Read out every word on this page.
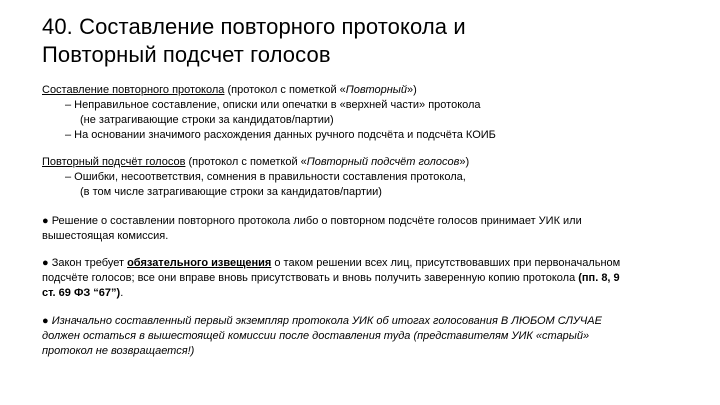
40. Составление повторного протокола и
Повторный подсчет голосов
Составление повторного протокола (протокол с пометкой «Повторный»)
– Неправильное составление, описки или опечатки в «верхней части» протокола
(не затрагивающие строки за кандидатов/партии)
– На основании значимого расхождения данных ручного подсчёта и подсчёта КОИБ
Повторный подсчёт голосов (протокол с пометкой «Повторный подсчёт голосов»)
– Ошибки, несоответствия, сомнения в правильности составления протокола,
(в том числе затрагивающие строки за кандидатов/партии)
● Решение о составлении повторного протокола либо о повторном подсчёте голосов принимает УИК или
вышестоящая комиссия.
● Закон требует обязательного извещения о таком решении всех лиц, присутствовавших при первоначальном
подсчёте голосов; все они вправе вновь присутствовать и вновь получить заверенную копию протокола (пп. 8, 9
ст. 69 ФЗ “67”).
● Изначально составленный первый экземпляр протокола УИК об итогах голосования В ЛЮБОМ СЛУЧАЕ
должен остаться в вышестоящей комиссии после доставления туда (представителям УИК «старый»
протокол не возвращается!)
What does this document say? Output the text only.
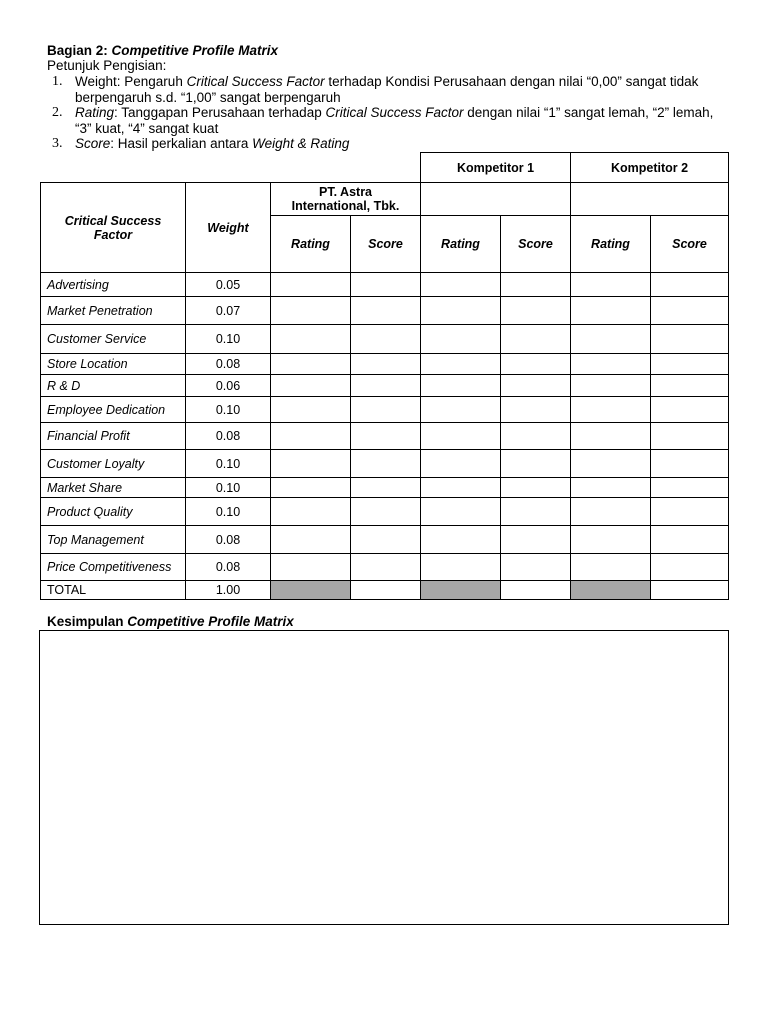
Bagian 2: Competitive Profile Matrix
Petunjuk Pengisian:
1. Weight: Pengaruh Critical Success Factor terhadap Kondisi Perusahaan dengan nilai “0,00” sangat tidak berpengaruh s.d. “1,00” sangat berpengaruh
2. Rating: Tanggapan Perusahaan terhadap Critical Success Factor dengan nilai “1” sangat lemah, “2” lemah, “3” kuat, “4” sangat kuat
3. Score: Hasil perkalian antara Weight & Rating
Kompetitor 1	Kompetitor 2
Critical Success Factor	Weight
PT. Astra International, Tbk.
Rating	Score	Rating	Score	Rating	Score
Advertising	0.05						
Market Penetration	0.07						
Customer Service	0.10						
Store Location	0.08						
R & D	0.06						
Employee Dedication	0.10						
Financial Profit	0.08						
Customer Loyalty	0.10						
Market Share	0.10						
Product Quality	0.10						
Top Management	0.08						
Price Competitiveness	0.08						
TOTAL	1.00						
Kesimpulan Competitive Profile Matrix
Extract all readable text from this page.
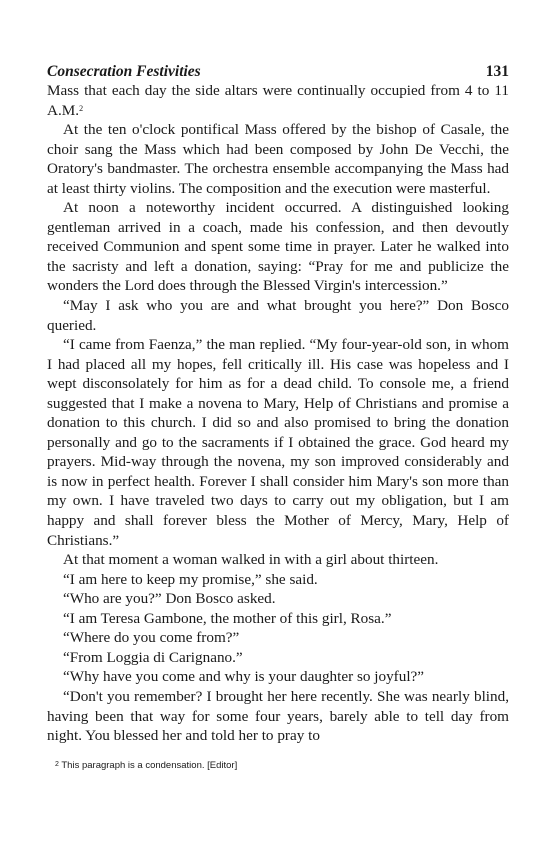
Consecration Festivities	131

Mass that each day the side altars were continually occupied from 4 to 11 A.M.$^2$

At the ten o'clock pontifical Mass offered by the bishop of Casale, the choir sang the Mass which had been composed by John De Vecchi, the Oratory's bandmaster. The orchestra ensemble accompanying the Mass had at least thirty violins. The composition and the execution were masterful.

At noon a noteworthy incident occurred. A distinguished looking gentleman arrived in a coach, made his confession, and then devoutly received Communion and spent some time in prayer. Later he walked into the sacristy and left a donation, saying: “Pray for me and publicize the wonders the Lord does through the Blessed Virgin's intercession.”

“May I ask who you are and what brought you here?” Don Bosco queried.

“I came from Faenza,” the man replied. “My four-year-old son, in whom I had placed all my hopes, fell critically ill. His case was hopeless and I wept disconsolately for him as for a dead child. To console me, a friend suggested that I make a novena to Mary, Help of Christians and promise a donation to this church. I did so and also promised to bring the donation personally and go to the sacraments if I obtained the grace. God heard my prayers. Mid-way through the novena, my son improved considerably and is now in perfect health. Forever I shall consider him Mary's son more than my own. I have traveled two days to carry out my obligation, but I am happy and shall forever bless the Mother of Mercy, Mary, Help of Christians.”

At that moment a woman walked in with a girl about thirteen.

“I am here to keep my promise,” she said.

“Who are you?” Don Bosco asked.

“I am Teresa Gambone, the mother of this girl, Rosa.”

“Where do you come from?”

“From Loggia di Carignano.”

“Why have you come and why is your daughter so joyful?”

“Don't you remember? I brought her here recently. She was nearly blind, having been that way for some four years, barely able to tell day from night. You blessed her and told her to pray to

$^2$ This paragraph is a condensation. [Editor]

● SHORT TASK
Track down every line of the material containing the string "some", and copy it.

● COMPLETED TASK
At noon a noteworthy incident occurred. A distinguished looking gentleman arrived in a coach, made his confession, and then devoutly received Communion and spent some time in prayer. Later he walked into the sacristy and left a donation, saying: “Pray for me and publicize the wonders the Lord does through the Blessed Virgin's intercession.”
“Don't you remember? I brought her here recently. She was nearly blind, having been that way for some four years, barely able to tell day from night. You blessed her and told her to pray to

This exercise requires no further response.